> [SET EXERCISE]:
Reproduce the complete listing without any deviation.

> [INPUT MATERIAL]:
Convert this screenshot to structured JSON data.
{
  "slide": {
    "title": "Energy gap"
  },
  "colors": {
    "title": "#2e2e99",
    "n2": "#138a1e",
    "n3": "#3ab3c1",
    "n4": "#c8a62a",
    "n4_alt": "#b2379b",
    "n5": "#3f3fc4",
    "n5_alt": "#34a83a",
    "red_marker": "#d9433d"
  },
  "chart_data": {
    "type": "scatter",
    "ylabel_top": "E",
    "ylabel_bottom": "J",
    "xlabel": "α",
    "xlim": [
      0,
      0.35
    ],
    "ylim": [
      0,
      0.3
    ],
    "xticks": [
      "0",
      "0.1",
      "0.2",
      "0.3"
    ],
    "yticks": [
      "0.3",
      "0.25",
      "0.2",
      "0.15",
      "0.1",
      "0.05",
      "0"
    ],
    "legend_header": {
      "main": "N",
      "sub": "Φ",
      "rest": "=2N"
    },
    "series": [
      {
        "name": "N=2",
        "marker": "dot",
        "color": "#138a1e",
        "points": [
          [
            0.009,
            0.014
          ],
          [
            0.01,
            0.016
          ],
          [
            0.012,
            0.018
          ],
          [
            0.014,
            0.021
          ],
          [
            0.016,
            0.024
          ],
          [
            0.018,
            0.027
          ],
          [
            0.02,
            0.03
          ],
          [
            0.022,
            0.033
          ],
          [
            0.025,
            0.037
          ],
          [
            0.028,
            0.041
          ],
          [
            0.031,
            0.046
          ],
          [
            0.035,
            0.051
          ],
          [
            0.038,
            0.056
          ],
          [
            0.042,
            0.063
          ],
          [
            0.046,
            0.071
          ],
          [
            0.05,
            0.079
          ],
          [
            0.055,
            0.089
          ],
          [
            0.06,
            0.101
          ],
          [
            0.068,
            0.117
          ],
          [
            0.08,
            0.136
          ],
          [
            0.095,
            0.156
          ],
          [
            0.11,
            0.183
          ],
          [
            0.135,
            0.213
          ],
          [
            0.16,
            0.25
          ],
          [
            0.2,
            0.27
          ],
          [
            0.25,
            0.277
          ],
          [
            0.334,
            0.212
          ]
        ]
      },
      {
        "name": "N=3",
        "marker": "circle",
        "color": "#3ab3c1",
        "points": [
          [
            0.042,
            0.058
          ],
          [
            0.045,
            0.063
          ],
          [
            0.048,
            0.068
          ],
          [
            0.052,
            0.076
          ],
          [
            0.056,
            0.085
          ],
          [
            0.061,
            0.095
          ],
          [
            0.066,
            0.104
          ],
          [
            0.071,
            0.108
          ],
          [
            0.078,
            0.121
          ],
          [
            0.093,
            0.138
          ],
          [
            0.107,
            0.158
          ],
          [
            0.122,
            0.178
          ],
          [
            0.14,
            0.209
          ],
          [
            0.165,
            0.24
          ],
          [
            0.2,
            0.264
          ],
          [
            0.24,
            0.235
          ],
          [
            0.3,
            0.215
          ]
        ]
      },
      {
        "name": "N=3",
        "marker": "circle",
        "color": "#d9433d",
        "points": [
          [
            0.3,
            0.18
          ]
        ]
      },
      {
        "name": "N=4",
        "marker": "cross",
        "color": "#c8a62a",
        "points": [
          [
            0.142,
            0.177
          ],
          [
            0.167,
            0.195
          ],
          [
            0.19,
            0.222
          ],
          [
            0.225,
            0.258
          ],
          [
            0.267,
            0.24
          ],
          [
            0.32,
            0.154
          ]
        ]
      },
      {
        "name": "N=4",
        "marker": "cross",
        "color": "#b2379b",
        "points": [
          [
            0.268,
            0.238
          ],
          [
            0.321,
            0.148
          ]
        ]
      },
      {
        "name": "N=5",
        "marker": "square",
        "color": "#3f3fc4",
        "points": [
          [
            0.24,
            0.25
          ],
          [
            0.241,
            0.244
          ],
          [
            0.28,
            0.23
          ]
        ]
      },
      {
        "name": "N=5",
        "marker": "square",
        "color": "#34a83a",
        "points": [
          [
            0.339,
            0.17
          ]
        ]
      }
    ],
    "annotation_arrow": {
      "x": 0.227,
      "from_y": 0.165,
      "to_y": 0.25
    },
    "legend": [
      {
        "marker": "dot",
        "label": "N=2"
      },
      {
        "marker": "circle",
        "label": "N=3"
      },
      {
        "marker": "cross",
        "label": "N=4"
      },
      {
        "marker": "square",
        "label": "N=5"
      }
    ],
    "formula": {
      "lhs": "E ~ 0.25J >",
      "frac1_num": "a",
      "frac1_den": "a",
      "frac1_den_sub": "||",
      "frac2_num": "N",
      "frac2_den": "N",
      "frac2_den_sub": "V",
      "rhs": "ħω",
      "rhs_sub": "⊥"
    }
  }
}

> [ANSWER]:
Convert this screenshot to structured JSON data.
{
  "slide": {
    "title": "Energy gap"
  },
  "colors": {
    "title": "#2e2e99",
    "n2": "#138a1e",
    "n3": "#3ab3c1",
    "n4": "#c8a62a",
    "n4_alt": "#b2379b",
    "n5": "#3f3fc4",
    "n5_alt": "#34a83a",
    "red_marker": "#d9433d"
  },
  "chart_data": {
    "type": "scatter",
    "ylabel_top": "E",
    "ylabel_bottom": "J",
    "xlabel": "α",
    "xlim": [
      0,
      0.35
    ],
    "ylim": [
      0,
      0.3
    ],
    "xticks": [
      "0",
      "0.1",
      "0.2",
      "0.3"
    ],
    "yticks": [
      "0.3",
      "0.25",
      "0.2",
      "0.15",
      "0.1",
      "0.05",
      "0"
    ],
    "legend_header": {
      "main": "N",
      "sub": "Φ",
      "rest": "=2N"
    },
    "series": [
      {
        "name": "N=2",
        "marker": "dot",
        "color": "#138a1e",
        "points": [
          [
            0.009,
            0.014
          ],
          [
            0.01,
            0.016
          ],
          [
            0.012,
            0.018
          ],
          [
            0.014,
            0.021
          ],
          [
            0.016,
            0.024
          ],
          [
            0.018,
            0.027
          ],
          [
            0.02,
            0.03
          ],
          [
            0.022,
            0.033
          ],
          [
            0.025,
            0.037
          ],
          [
            0.028,
            0.041
          ],
          [
            0.031,
            0.046
          ],
          [
            0.035,
            0.051
          ],
          [
            0.038,
            0.056
          ],
          [
            0.042,
            0.063
          ],
          [
            0.046,
            0.071
          ],
          [
            0.05,
            0.079
          ],
          [
            0.055,
            0.089
          ],
          [
            0.06,
            0.101
          ],
          [
            0.068,
            0.117
          ],
          [
            0.08,
            0.136
          ],
          [
            0.095,
            0.156
          ],
          [
            0.11,
            0.183
          ],
          [
            0.135,
            0.213
          ],
          [
            0.16,
            0.25
          ],
          [
            0.2,
            0.27
          ],
          [
            0.25,
            0.277
          ],
          [
            0.334,
            0.212
          ]
        ]
      },
      {
        "name": "N=3",
        "marker": "circle",
        "color": "#3ab3c1",
        "points": [
          [
            0.042,
            0.058
          ],
          [
            0.045,
            0.063
          ],
          [
            0.048,
            0.068
          ],
          [
            0.052,
            0.076
          ],
          [
            0.056,
            0.085
          ],
          [
            0.061,
            0.095
          ],
          [
            0.066,
            0.104
          ],
          [
            0.071,
            0.108
          ],
          [
            0.078,
            0.121
          ],
          [
            0.093,
            0.138
          ],
          [
            0.107,
            0.158
          ],
          [
            0.122,
            0.178
          ],
          [
            0.14,
            0.209
          ],
          [
            0.165,
            0.24
          ],
          [
            0.2,
            0.264
          ],
          [
            0.24,
            0.235
          ],
          [
            0.3,
            0.215
          ]
        ]
      },
      {
        "name": "N=3",
        "marker": "circle",
        "color": "#d9433d",
        "points": [
          [
            0.3,
            0.18
          ]
        ]
      },
      {
        "name": "N=4",
        "marker": "cross",
        "color": "#c8a62a",
        "points": [
          [
            0.142,
            0.177
          ],
          [
            0.167,
            0.195
          ],
          [
            0.19,
            0.222
          ],
          [
            0.225,
            0.258
          ],
          [
            0.267,
            0.24
          ],
          [
            0.32,
            0.154
          ]
        ]
      },
      {
        "name": "N=4",
        "marker": "cross",
        "color": "#b2379b",
        "points": [
          [
            0.268,
            0.238
          ],
          [
            0.321,
            0.148
          ]
        ]
      },
      {
        "name": "N=5",
        "marker": "square",
        "color": "#3f3fc4",
        "points": [
          [
            0.24,
            0.25
          ],
          [
            0.241,
            0.244
          ],
          [
            0.28,
            0.23
          ]
        ]
      },
      {
        "name": "N=5",
        "marker": "square",
        "color": "#34a83a",
        "points": [
          [
            0.339,
            0.17
          ]
        ]
      }
    ],
    "annotation_arrow": {
      "x": 0.227,
      "from_y": 0.165,
      "to_y": 0.25
    },
    "legend": [
      {
        "marker": "dot",
        "label": "N=2"
      },
      {
        "marker": "circle",
        "label": "N=3"
      },
      {
        "marker": "cross",
        "label": "N=4"
      },
      {
        "marker": "square",
        "label": "N=5"
      }
    ],
    "formula": {
      "lhs": "E ~ 0.25J >",
      "frac1_num": "a",
      "frac1_den": "a",
      "frac1_den_sub": "||",
      "frac2_num": "N",
      "frac2_den": "N",
      "frac2_den_sub": "V",
      "rhs": "ħω",
      "rhs_sub": "⊥"
    }
  }
}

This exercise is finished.